Scan the records below for the word "Show" and give only the number of lines that hold it.

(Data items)
╭──
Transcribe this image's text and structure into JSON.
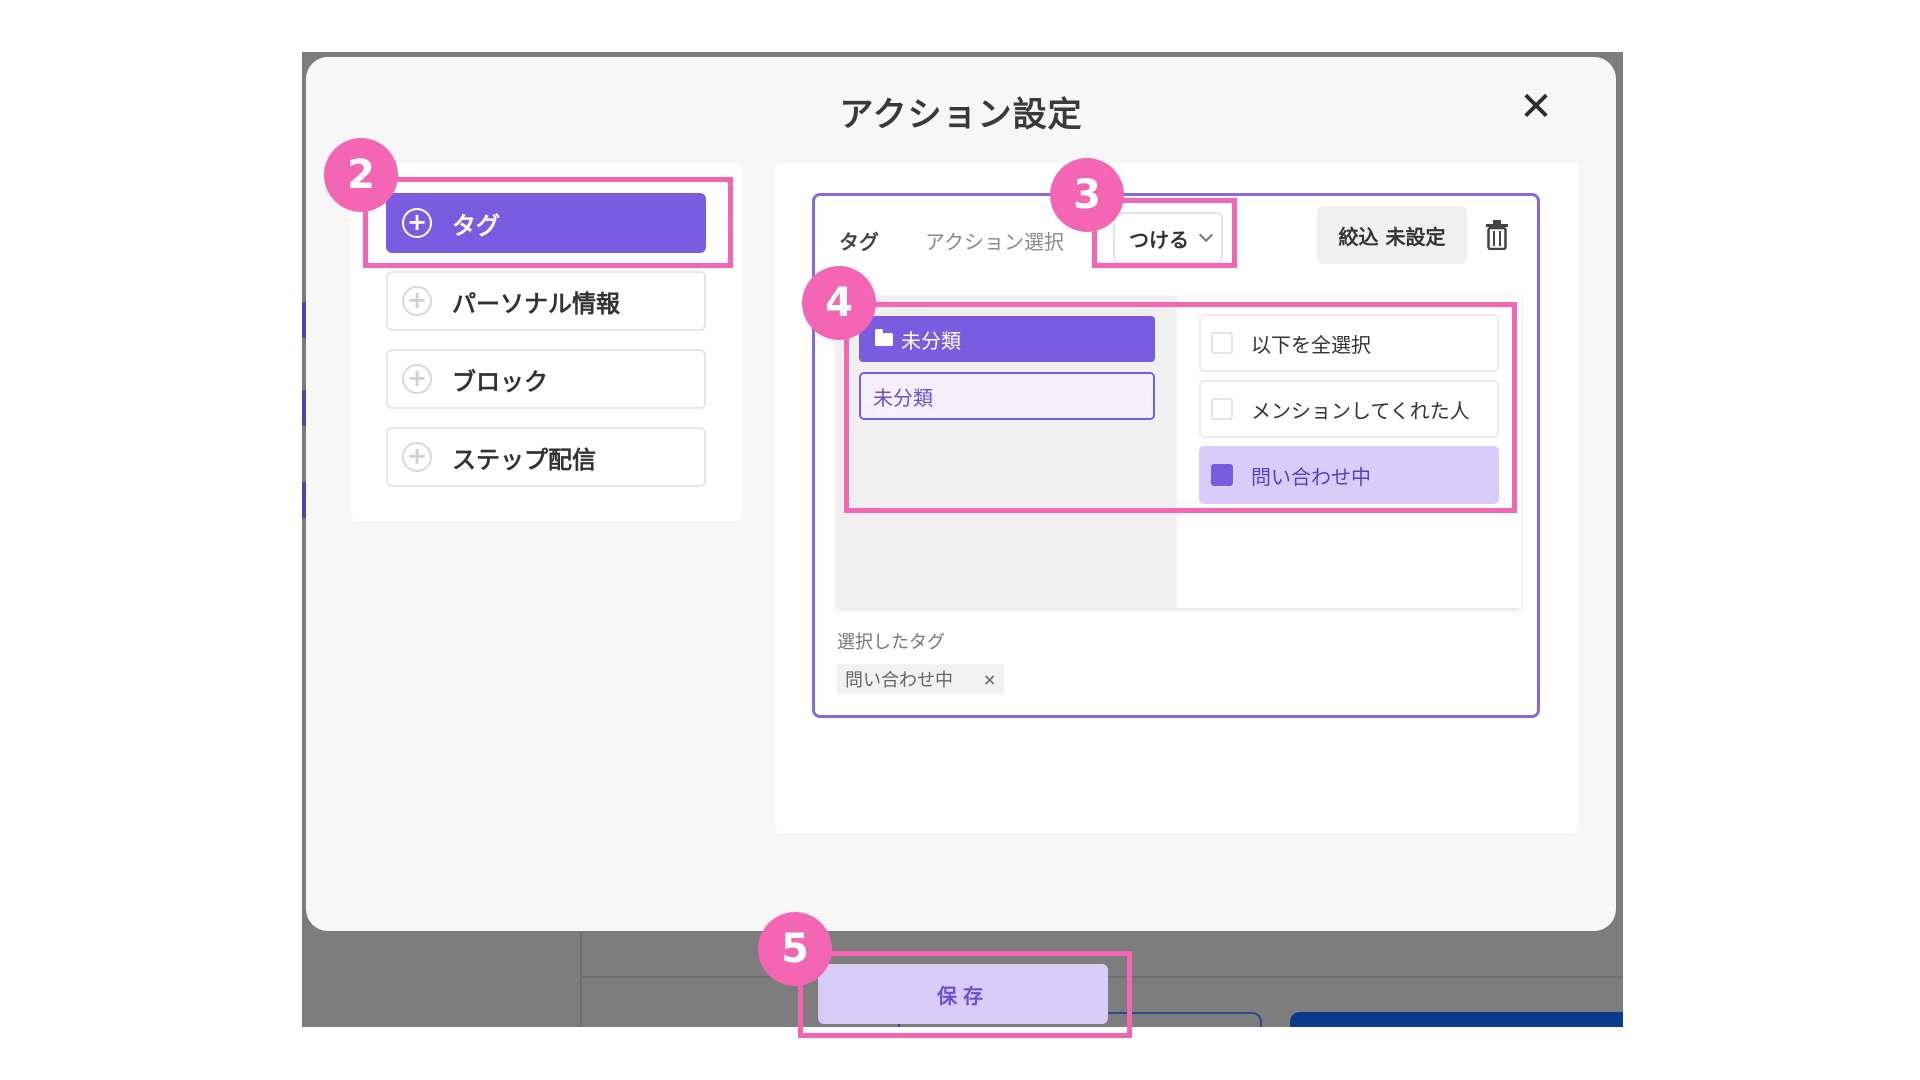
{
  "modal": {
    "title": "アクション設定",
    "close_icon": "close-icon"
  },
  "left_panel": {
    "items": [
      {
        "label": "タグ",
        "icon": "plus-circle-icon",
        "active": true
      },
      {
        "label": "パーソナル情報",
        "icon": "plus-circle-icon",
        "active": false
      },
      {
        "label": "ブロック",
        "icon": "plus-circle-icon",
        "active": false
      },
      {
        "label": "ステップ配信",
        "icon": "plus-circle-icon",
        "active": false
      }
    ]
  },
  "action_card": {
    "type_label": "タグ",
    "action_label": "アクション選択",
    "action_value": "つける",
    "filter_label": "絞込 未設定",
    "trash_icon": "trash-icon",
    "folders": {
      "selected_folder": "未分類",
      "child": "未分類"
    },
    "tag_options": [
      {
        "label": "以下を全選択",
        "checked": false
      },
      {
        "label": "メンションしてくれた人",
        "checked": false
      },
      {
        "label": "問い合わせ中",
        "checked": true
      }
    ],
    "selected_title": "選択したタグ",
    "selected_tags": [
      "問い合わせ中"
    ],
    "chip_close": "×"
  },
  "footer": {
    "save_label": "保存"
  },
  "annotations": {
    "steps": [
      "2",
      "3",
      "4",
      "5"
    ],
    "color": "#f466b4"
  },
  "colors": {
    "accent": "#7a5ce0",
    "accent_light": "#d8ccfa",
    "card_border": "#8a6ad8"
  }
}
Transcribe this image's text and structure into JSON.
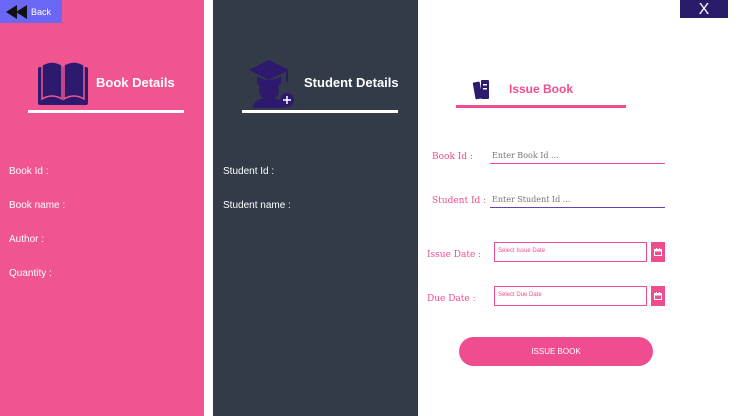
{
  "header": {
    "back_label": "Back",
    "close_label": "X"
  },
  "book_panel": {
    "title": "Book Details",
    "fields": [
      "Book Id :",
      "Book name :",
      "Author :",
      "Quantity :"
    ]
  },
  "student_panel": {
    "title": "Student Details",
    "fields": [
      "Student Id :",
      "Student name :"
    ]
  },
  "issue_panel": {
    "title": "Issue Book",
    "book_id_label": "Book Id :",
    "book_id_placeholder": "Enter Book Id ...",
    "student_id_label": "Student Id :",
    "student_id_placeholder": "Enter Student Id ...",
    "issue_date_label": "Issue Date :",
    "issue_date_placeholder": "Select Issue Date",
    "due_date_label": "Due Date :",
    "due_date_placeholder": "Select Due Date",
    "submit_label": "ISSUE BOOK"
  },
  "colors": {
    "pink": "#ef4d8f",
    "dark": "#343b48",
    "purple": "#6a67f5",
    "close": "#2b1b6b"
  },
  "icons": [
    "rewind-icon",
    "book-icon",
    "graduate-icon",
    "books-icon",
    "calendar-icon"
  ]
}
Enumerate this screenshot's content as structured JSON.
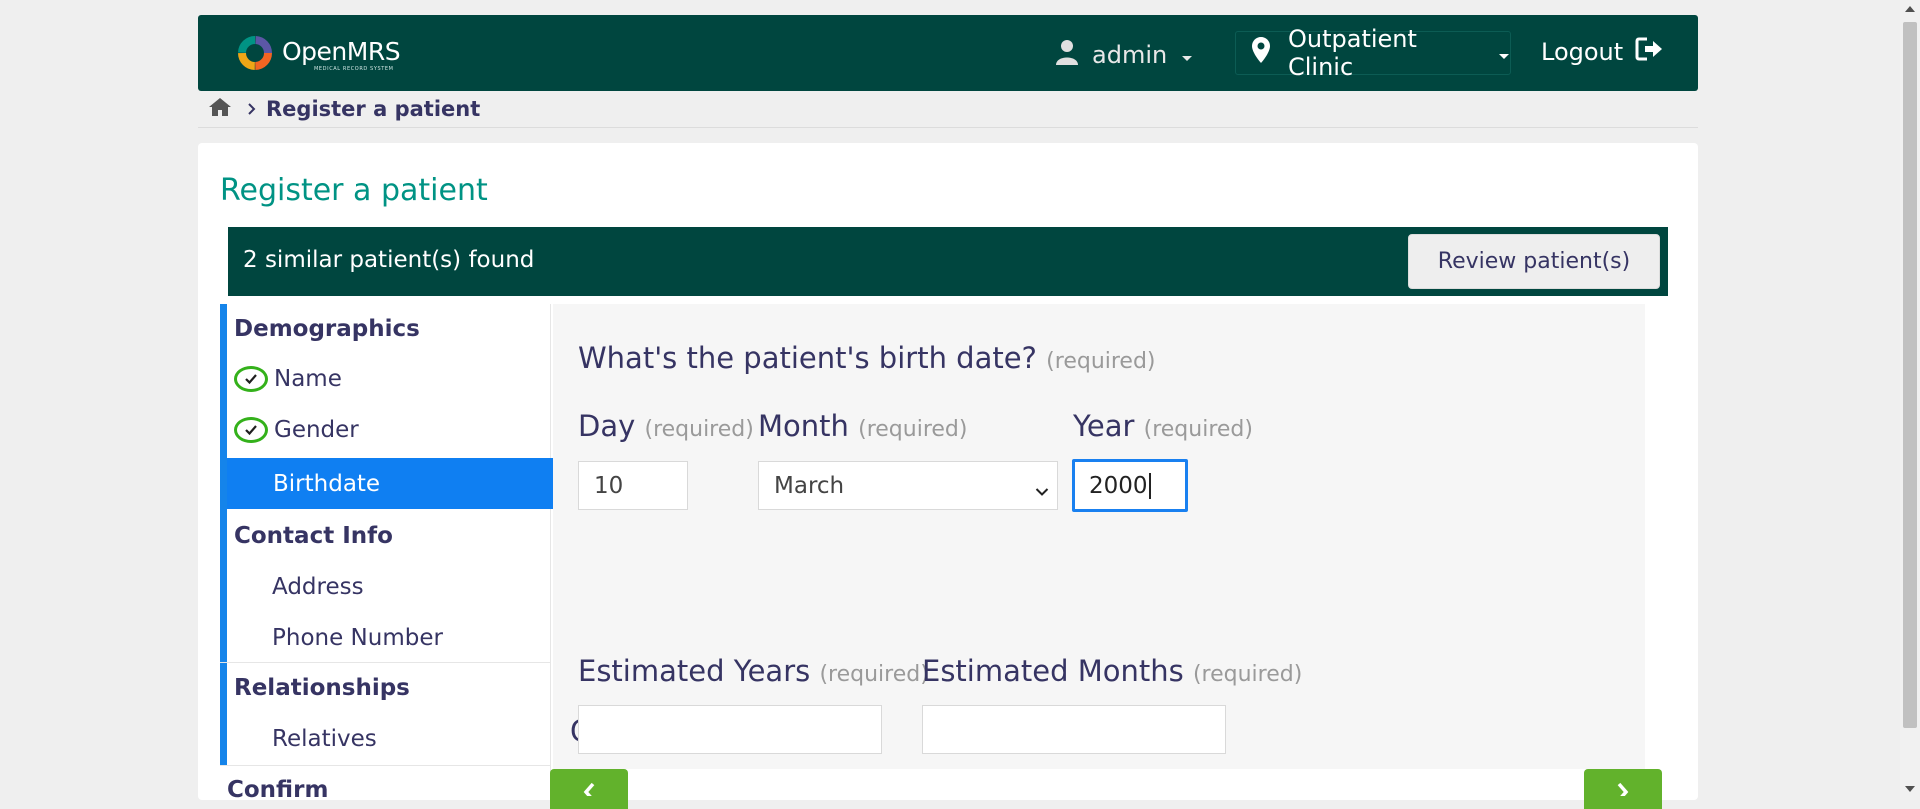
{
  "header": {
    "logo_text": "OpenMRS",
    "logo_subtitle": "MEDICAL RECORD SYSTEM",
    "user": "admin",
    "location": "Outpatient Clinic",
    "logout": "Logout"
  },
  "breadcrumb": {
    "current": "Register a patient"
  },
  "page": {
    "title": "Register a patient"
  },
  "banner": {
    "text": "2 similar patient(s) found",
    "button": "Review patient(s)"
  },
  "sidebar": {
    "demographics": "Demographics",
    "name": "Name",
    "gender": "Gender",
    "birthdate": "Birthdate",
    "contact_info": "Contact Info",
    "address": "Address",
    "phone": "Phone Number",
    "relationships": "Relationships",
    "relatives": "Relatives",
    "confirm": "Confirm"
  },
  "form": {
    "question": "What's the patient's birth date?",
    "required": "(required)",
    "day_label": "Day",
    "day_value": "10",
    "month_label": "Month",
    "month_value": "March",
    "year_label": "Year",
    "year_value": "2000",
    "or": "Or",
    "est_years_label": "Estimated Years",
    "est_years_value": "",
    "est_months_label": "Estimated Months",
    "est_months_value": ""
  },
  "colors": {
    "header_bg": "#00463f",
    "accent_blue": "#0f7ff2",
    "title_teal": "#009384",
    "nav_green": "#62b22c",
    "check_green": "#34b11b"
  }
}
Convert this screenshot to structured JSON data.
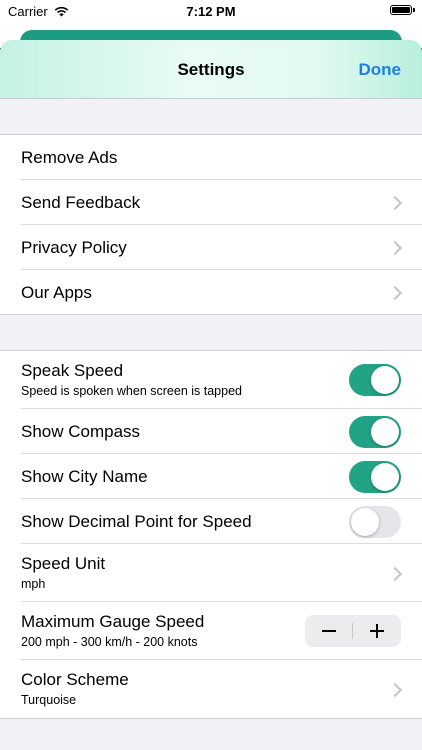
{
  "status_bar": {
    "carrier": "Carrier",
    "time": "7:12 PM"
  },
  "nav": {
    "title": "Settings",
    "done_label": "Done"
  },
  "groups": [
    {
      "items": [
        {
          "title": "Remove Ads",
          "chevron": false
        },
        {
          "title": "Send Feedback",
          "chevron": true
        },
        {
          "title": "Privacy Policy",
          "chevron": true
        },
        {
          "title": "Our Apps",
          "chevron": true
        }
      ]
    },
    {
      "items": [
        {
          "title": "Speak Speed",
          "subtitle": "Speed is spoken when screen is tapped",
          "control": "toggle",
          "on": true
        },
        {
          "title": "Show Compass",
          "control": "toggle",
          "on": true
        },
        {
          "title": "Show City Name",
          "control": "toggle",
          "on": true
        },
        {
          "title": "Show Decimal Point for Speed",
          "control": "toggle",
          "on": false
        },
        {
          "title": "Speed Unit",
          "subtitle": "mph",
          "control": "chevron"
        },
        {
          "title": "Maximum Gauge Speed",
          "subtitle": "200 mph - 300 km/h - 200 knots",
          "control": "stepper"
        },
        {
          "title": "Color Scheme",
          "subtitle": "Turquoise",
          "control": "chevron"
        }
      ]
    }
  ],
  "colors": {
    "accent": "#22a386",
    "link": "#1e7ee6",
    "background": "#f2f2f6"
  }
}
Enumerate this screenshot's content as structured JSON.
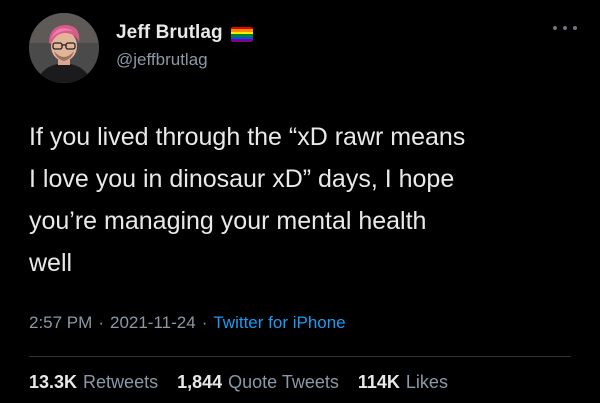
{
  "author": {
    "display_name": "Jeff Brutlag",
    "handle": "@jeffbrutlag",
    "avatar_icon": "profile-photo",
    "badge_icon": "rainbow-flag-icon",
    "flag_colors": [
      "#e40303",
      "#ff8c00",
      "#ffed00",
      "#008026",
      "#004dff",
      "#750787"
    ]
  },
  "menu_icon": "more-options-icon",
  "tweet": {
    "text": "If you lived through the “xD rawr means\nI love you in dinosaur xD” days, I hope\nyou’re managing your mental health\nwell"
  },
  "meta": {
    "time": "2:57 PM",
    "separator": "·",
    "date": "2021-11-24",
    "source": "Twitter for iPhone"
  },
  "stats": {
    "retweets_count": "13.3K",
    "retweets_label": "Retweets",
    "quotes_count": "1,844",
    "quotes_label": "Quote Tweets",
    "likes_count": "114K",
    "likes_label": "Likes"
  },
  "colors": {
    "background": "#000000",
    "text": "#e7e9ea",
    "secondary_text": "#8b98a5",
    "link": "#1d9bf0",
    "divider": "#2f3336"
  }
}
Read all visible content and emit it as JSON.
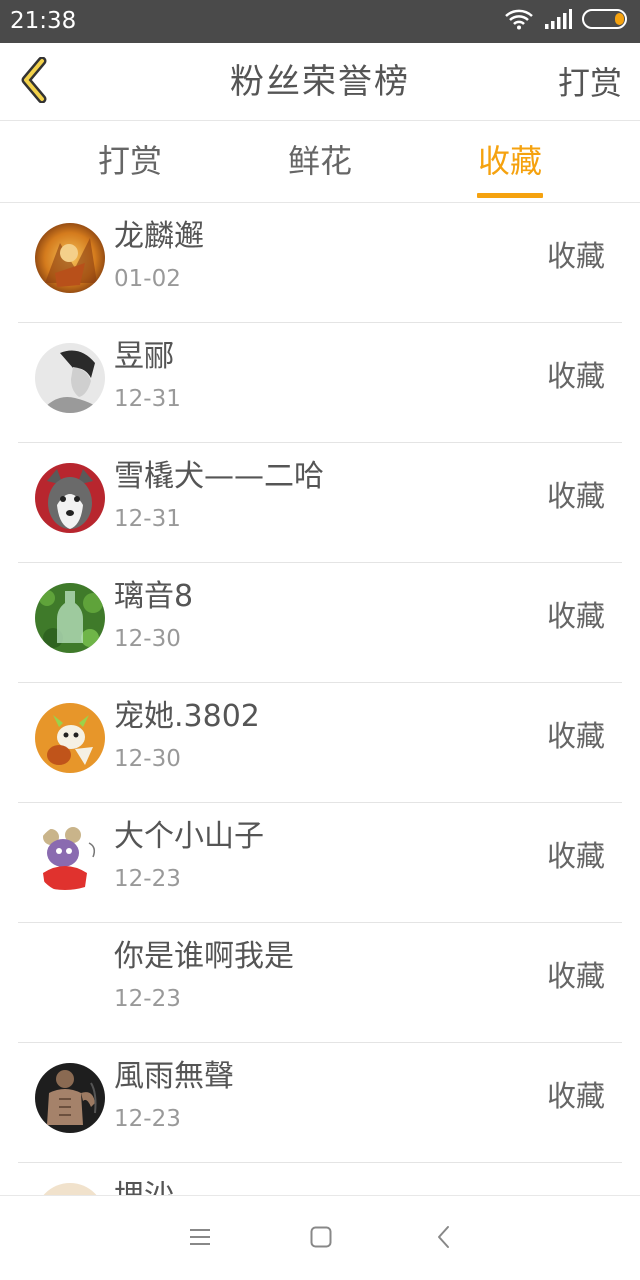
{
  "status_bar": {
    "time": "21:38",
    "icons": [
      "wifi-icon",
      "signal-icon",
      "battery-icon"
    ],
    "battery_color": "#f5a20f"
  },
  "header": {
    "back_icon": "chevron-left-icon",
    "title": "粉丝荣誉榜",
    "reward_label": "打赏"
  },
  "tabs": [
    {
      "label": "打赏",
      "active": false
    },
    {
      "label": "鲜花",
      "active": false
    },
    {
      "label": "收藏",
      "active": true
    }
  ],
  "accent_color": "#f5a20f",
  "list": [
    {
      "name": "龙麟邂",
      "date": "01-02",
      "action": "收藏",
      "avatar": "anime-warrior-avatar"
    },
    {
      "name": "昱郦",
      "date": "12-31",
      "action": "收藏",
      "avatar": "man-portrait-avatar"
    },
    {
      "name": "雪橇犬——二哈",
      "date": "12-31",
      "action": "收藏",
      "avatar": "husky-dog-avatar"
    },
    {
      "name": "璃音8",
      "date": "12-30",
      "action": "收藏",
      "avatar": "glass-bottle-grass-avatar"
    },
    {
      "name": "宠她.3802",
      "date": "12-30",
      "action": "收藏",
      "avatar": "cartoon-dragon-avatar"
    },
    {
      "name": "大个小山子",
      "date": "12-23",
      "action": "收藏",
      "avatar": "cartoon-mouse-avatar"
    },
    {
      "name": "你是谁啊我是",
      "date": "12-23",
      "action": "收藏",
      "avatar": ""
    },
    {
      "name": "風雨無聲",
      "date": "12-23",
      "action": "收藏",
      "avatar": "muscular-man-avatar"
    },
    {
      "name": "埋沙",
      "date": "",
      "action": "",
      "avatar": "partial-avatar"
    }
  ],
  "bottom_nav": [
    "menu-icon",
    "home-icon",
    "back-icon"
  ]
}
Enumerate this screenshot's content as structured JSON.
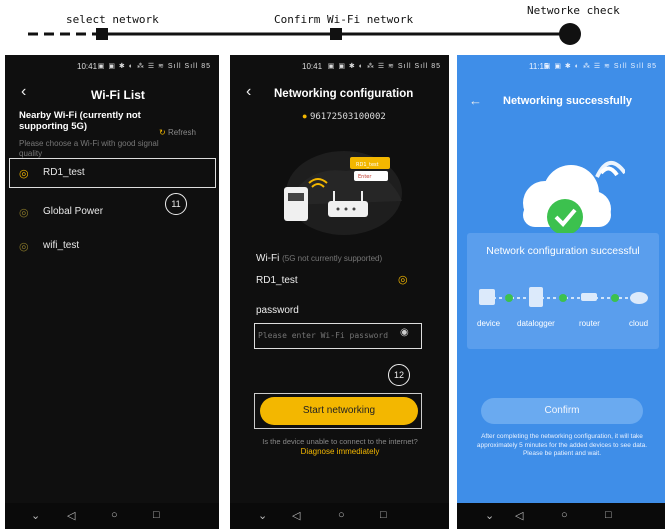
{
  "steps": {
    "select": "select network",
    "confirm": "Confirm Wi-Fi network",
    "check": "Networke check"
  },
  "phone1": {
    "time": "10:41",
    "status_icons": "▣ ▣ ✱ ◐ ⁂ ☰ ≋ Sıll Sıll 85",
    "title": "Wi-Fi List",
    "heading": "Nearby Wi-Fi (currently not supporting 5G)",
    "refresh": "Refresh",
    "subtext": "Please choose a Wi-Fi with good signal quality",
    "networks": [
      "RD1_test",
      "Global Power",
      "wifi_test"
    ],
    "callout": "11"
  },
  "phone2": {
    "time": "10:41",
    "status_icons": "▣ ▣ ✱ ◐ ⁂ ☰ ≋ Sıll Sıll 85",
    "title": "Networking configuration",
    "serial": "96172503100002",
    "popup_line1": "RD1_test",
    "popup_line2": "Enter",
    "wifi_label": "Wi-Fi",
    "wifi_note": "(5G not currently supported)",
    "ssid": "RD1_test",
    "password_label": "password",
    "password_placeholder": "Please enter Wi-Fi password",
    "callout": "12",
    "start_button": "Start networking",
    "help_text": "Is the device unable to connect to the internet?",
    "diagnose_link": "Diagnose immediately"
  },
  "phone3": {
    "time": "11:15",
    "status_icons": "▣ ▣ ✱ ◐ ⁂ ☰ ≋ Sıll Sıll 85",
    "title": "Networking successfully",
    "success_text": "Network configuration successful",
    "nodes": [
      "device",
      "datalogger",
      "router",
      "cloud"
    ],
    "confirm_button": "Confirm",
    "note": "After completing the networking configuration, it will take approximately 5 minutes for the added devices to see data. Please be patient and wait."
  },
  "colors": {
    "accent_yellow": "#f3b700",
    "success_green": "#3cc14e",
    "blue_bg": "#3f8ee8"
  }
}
╰──
> Answer to the exercise
3